— TASK GOAL —
Will you extract the entries word for word? Images should not appear in the copy.

◆ ◆ ◆ ◆ ◆

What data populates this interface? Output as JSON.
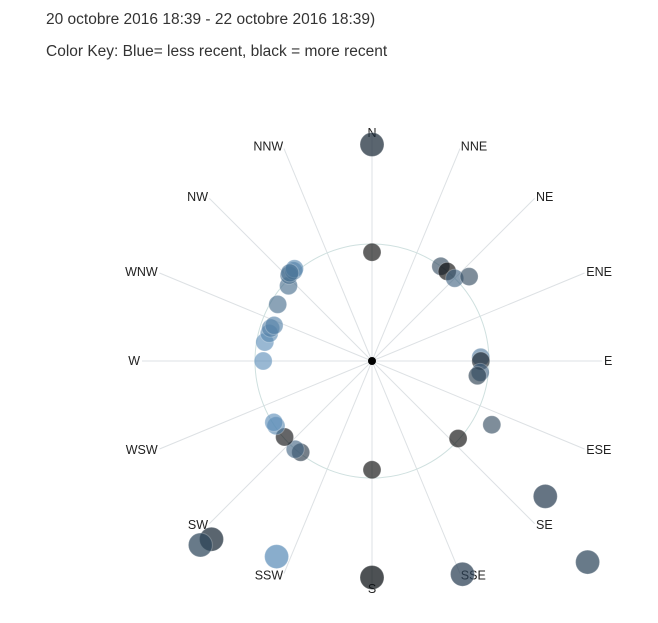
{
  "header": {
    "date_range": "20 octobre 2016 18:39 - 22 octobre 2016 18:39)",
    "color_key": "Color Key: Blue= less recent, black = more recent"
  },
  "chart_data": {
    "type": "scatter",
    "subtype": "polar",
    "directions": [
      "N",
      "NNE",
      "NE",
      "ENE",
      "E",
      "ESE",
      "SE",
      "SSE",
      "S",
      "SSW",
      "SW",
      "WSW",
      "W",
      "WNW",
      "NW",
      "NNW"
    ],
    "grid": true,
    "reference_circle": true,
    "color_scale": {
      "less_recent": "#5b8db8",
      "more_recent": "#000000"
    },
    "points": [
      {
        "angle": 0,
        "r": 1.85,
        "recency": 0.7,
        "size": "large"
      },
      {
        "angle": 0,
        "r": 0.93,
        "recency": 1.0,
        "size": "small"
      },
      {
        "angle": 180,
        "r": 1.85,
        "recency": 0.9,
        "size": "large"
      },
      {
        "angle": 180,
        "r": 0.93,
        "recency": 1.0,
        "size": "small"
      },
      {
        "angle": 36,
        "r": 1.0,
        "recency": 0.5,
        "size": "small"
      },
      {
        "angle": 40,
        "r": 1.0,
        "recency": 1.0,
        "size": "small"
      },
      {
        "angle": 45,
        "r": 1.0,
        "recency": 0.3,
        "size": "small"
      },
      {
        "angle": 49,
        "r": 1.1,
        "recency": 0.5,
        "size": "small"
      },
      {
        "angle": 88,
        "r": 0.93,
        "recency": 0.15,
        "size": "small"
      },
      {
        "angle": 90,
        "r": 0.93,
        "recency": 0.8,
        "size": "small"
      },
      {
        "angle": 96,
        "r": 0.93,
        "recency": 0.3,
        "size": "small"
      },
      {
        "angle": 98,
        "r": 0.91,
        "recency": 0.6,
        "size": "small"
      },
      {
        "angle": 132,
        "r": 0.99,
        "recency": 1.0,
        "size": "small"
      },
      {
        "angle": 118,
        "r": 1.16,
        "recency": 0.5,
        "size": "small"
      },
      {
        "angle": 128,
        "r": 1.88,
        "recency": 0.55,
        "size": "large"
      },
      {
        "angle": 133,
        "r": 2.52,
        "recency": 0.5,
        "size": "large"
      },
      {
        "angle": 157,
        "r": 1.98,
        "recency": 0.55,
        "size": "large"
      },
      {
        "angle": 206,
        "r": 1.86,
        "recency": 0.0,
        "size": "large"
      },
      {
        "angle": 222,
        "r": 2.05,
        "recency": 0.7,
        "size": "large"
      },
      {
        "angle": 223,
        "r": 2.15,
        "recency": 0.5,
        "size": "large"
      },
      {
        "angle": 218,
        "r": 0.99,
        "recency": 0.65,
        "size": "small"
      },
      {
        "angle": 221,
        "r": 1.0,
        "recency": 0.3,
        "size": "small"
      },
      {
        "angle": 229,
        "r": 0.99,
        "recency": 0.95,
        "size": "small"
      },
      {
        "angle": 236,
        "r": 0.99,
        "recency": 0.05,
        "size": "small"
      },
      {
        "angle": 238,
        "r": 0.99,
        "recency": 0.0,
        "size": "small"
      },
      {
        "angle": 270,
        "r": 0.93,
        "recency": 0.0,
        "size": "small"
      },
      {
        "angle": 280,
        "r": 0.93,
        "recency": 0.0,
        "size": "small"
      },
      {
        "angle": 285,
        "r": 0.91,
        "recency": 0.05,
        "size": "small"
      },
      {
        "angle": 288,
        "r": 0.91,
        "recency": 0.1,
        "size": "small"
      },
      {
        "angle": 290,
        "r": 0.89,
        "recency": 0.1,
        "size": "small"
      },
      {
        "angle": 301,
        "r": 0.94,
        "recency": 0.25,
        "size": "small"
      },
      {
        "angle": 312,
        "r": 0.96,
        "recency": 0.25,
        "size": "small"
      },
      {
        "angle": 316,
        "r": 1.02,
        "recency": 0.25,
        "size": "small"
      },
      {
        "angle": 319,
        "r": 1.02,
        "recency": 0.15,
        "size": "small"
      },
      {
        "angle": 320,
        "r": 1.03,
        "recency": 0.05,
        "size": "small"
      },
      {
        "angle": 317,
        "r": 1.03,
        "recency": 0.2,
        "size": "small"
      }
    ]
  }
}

◆ ◆ ◆ ◆ ◆

— SOLUTION FOR THIS PROBLEM —
What data populates this interface? Output as JSON.
{
  "header": {
    "date_range": "20 octobre 2016 18:39 - 22 octobre 2016 18:39)",
    "color_key": "Color Key: Blue= less recent, black = more recent"
  },
  "chart_data": {
    "type": "scatter",
    "subtype": "polar",
    "directions": [
      "N",
      "NNE",
      "NE",
      "ENE",
      "E",
      "ESE",
      "SE",
      "SSE",
      "S",
      "SSW",
      "SW",
      "WSW",
      "W",
      "WNW",
      "NW",
      "NNW"
    ],
    "grid": true,
    "reference_circle": true,
    "color_scale": {
      "less_recent": "#5b8db8",
      "more_recent": "#000000"
    },
    "points": [
      {
        "angle": 0,
        "r": 1.85,
        "recency": 0.7,
        "size": "large"
      },
      {
        "angle": 0,
        "r": 0.93,
        "recency": 1.0,
        "size": "small"
      },
      {
        "angle": 180,
        "r": 1.85,
        "recency": 0.9,
        "size": "large"
      },
      {
        "angle": 180,
        "r": 0.93,
        "recency": 1.0,
        "size": "small"
      },
      {
        "angle": 36,
        "r": 1.0,
        "recency": 0.5,
        "size": "small"
      },
      {
        "angle": 40,
        "r": 1.0,
        "recency": 1.0,
        "size": "small"
      },
      {
        "angle": 45,
        "r": 1.0,
        "recency": 0.3,
        "size": "small"
      },
      {
        "angle": 49,
        "r": 1.1,
        "recency": 0.5,
        "size": "small"
      },
      {
        "angle": 88,
        "r": 0.93,
        "recency": 0.15,
        "size": "small"
      },
      {
        "angle": 90,
        "r": 0.93,
        "recency": 0.8,
        "size": "small"
      },
      {
        "angle": 96,
        "r": 0.93,
        "recency": 0.3,
        "size": "small"
      },
      {
        "angle": 98,
        "r": 0.91,
        "recency": 0.6,
        "size": "small"
      },
      {
        "angle": 132,
        "r": 0.99,
        "recency": 1.0,
        "size": "small"
      },
      {
        "angle": 118,
        "r": 1.16,
        "recency": 0.5,
        "size": "small"
      },
      {
        "angle": 128,
        "r": 1.88,
        "recency": 0.55,
        "size": "large"
      },
      {
        "angle": 133,
        "r": 2.52,
        "recency": 0.5,
        "size": "large"
      },
      {
        "angle": 157,
        "r": 1.98,
        "recency": 0.55,
        "size": "large"
      },
      {
        "angle": 206,
        "r": 1.86,
        "recency": 0.0,
        "size": "large"
      },
      {
        "angle": 222,
        "r": 2.05,
        "recency": 0.7,
        "size": "large"
      },
      {
        "angle": 223,
        "r": 2.15,
        "recency": 0.5,
        "size": "large"
      },
      {
        "angle": 218,
        "r": 0.99,
        "recency": 0.65,
        "size": "small"
      },
      {
        "angle": 221,
        "r": 1.0,
        "recency": 0.3,
        "size": "small"
      },
      {
        "angle": 229,
        "r": 0.99,
        "recency": 0.95,
        "size": "small"
      },
      {
        "angle": 236,
        "r": 0.99,
        "recency": 0.05,
        "size": "small"
      },
      {
        "angle": 238,
        "r": 0.99,
        "recency": 0.0,
        "size": "small"
      },
      {
        "angle": 270,
        "r": 0.93,
        "recency": 0.0,
        "size": "small"
      },
      {
        "angle": 280,
        "r": 0.93,
        "recency": 0.0,
        "size": "small"
      },
      {
        "angle": 285,
        "r": 0.91,
        "recency": 0.05,
        "size": "small"
      },
      {
        "angle": 288,
        "r": 0.91,
        "recency": 0.1,
        "size": "small"
      },
      {
        "angle": 290,
        "r": 0.89,
        "recency": 0.1,
        "size": "small"
      },
      {
        "angle": 301,
        "r": 0.94,
        "recency": 0.25,
        "size": "small"
      },
      {
        "angle": 312,
        "r": 0.96,
        "recency": 0.25,
        "size": "small"
      },
      {
        "angle": 316,
        "r": 1.02,
        "recency": 0.25,
        "size": "small"
      },
      {
        "angle": 319,
        "r": 1.02,
        "recency": 0.15,
        "size": "small"
      },
      {
        "angle": 320,
        "r": 1.03,
        "recency": 0.05,
        "size": "small"
      },
      {
        "angle": 317,
        "r": 1.03,
        "recency": 0.2,
        "size": "small"
      }
    ]
  }
}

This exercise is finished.